The exercise:
Write the records below out in full, character for character, with no pictures.

______________________________

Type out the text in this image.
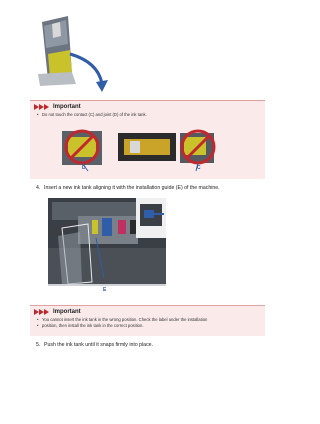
Important
• Do not touch the contact (C) and joint (D) of the ink tank.
D	C
4. Insert a new ink tank aligning it with the installation guide (E) of the machine.
E
Important
• You cannot insert the ink tank in the wrong position. Check the label under the installation
• position, then install the ink tank in the correct position.
5. Push the ink tank until it snaps firmly into place.
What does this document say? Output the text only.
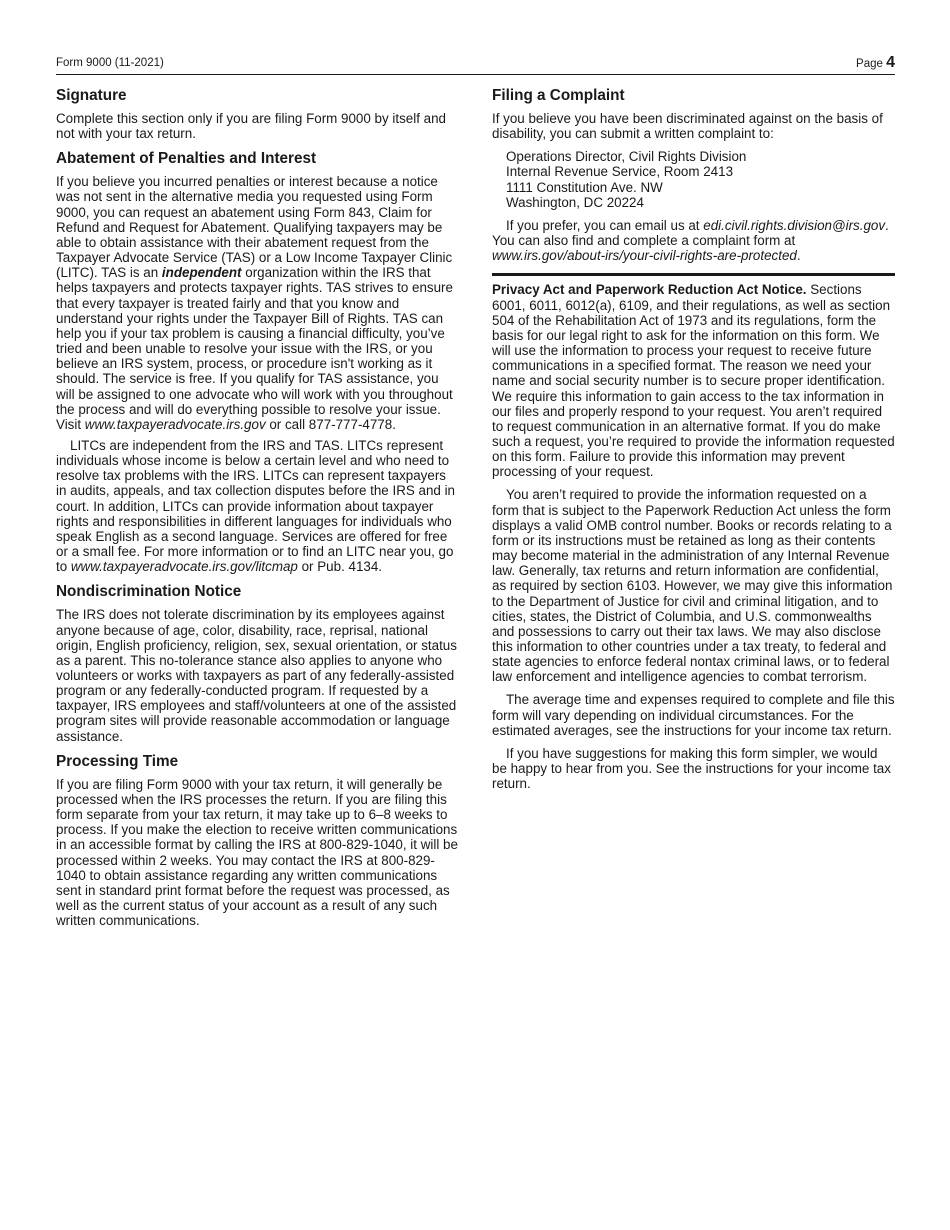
Form 9000 (11-2021)	Page 4
Signature

Complete this section only if you are filing Form 9000 by itself and not with your tax return.

Abatement of Penalties and Interest

If you believe you incurred penalties or interest because a notice was not sent in the alternative media you requested using Form 9000, you can request an abatement using Form 843, Claim for Refund and Request for Abatement. Qualifying taxpayers may be able to obtain assistance with their abatement request from the Taxpayer Advocate Service (TAS) or a Low Income Taxpayer Clinic (LITC). TAS is an independent organization within the IRS that helps taxpayers and protects taxpayer rights. TAS strives to ensure that every taxpayer is treated fairly and that you know and understand your rights under the Taxpayer Bill of Rights. TAS can help you if your tax problem is causing a financial difficulty, you’ve tried and been unable to resolve your issue with the IRS, or you believe an IRS system, process, or procedure isn't working as it should. The service is free. If you qualify for TAS assistance, you will be assigned to one advocate who will work with you throughout the process and will do everything possible to resolve your issue. Visit www.taxpayeradvocate.irs.gov or call 877-777-4778.

LITCs are independent from the IRS and TAS. LITCs represent individuals whose income is below a certain level and who need to resolve tax problems with the IRS. LITCs can represent taxpayers in audits, appeals, and tax collection disputes before the IRS and in court. In addition, LITCs can provide information about taxpayer rights and responsibilities in different languages for individuals who speak English as a second language. Services are offered for free or a small fee. For more information or to find an LITC near you, go to www.taxpayeradvocate.irs.gov/litcmap or Pub. 4134.

Nondiscrimination Notice

The IRS does not tolerate discrimination by its employees against anyone because of age, color, disability, race, reprisal, national origin, English proficiency, religion, sex, sexual orientation, or status as a parent. This no-tolerance stance also applies to anyone who volunteers or works with taxpayers as part of any federally-assisted program or any federally-conducted program. If requested by a taxpayer, IRS employees and staff/volunteers at one of the assisted program sites will provide reasonable accommodation or language assistance.

Processing Time

If you are filing Form 9000 with your tax return, it will generally be processed when the IRS processes the return. If you are filing this form separate from your tax return, it may take up to 6–8 weeks to process. If you make the election to receive written communications in an accessible format by calling the IRS at 800-829-1040, it will be processed within 2 weeks. You may contact the IRS at 800-829-1040 to obtain assistance regarding any written communications sent in standard print format before the request was processed, as well as the current status of your account as a result of any such written communications.

Filing a Complaint

If you believe you have been discriminated against on the basis of disability, you can submit a written complaint to:

Operations Director, Civil Rights Division
Internal Revenue Service, Room 2413
1111 Constitution Ave. NW
Washington, DC 20224

If you prefer, you can email us at edi.civil.rights.division@irs.gov. You can also find and complete a complaint form at www.irs.gov/about-irs/your-civil-rights-are-protected.

Privacy Act and Paperwork Reduction Act Notice. Sections 6001, 6011, 6012(a), 6109, and their regulations, as well as section 504 of the Rehabilitation Act of 1973 and its regulations, form the basis for our legal right to ask for the information on this form. We will use the information to process your request to receive future communications in a specified format. The reason we need your name and social security number is to secure proper identification. We require this information to gain access to the tax information in our files and properly respond to your request. You aren’t required to request communication in an alternative format. If you do make such a request, you’re required to provide the information requested on this form. Failure to provide this information may prevent processing of your request.

You aren’t required to provide the information requested on a form that is subject to the Paperwork Reduction Act unless the form displays a valid OMB control number. Books or records relating to a form or its instructions must be retained as long as their contents may become material in the administration of any Internal Revenue law. Generally, tax returns and return information are confidential, as required by section 6103. However, we may give this information to the Department of Justice for civil and criminal litigation, and to cities, states, the District of Columbia, and U.S. commonwealths and possessions to carry out their tax laws. We may also disclose this information to other countries under a tax treaty, to federal and state agencies to enforce federal nontax criminal laws, or to federal law enforcement and intelligence agencies to combat terrorism.

The average time and expenses required to complete and file this form will vary depending on individual circumstances. For the estimated averages, see the instructions for your income tax return.

If you have suggestions for making this form simpler, we would be happy to hear from you. See the instructions for your income tax return.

______________________________

Exercise response:
Type out the text in this image.
Important
• Do not touch the contact (C) and joint (D) of the ink tank.
D	C
4. Insert a new ink tank aligning it with the installation guide (E) of the machine.
E
Important
• You cannot insert the ink tank in the wrong position. Check the label under the installation
• position, then install the ink tank in the correct position.
5. Push the ink tank until it snaps firmly into place.
What does this document say? Output the text only.
Form 9000 (11-2021)	Page 4
Signature

Complete this section only if you are filing Form 9000 by itself and not with your tax return.

Abatement of Penalties and Interest

If you believe you incurred penalties or interest because a notice was not sent in the alternative media you requested using Form 9000, you can request an abatement using Form 843, Claim for Refund and Request for Abatement. Qualifying taxpayers may be able to obtain assistance with their abatement request from the Taxpayer Advocate Service (TAS) or a Low Income Taxpayer Clinic (LITC). TAS is an independent organization within the IRS that helps taxpayers and protects taxpayer rights. TAS strives to ensure that every taxpayer is treated fairly and that you know and understand your rights under the Taxpayer Bill of Rights. TAS can help you if your tax problem is causing a financial difficulty, you’ve tried and been unable to resolve your issue with the IRS, or you believe an IRS system, process, or procedure isn't working as it should. The service is free. If you qualify for TAS assistance, you will be assigned to one advocate who will work with you throughout the process and will do everything possible to resolve your issue. Visit www.taxpayeradvocate.irs.gov or call 877-777-4778.

LITCs are independent from the IRS and TAS. LITCs represent individuals whose income is below a certain level and who need to resolve tax problems with the IRS. LITCs can represent taxpayers in audits, appeals, and tax collection disputes before the IRS and in court. In addition, LITCs can provide information about taxpayer rights and responsibilities in different languages for individuals who speak English as a second language. Services are offered for free or a small fee. For more information or to find an LITC near you, go to www.taxpayeradvocate.irs.gov/litcmap or Pub. 4134.

Nondiscrimination Notice

The IRS does not tolerate discrimination by its employees against anyone because of age, color, disability, race, reprisal, national origin, English proficiency, religion, sex, sexual orientation, or status as a parent. This no-tolerance stance also applies to anyone who volunteers or works with taxpayers as part of any federally-assisted program or any federally-conducted program. If requested by a taxpayer, IRS employees and staff/volunteers at one of the assisted program sites will provide reasonable accommodation or language assistance.

Processing Time

If you are filing Form 9000 with your tax return, it will generally be processed when the IRS processes the return. If you are filing this form separate from your tax return, it may take up to 6–8 weeks to process. If you make the election to receive written communications in an accessible format by calling the IRS at 800-829-1040, it will be processed within 2 weeks. You may contact the IRS at 800-829-1040 to obtain assistance regarding any written communications sent in standard print format before the request was processed, as well as the current status of your account as a result of any such written communications.

Filing a Complaint

If you believe you have been discriminated against on the basis of disability, you can submit a written complaint to:

Operations Director, Civil Rights Division
Internal Revenue Service, Room 2413
1111 Constitution Ave. NW
Washington, DC 20224

If you prefer, you can email us at edi.civil.rights.division@irs.gov. You can also find and complete a complaint form at www.irs.gov/about-irs/your-civil-rights-are-protected.

Privacy Act and Paperwork Reduction Act Notice. Sections 6001, 6011, 6012(a), 6109, and their regulations, as well as section 504 of the Rehabilitation Act of 1973 and its regulations, form the basis for our legal right to ask for the information on this form. We will use the information to process your request to receive future communications in a specified format. The reason we need your name and social security number is to secure proper identification. We require this information to gain access to the tax information in our files and properly respond to your request. You aren’t required to request communication in an alternative format. If you do make such a request, you’re required to provide the information requested on this form. Failure to provide this information may prevent processing of your request.

You aren’t required to provide the information requested on a form that is subject to the Paperwork Reduction Act unless the form displays a valid OMB control number. Books or records relating to a form or its instructions must be retained as long as their contents may become material in the administration of any Internal Revenue law. Generally, tax returns and return information are confidential, as required by section 6103. However, we may give this information to the Department of Justice for civil and criminal litigation, and to cities, states, the District of Columbia, and U.S. commonwealths and possessions to carry out their tax laws. We may also disclose this information to other countries under a tax treaty, to federal and state agencies to enforce federal nontax criminal laws, or to federal law enforcement and intelligence agencies to combat terrorism.

The average time and expenses required to complete and file this form will vary depending on individual circumstances. For the estimated averages, see the instructions for your income tax return.

If you have suggestions for making this form simpler, we would be happy to hear from you. See the instructions for your income tax return.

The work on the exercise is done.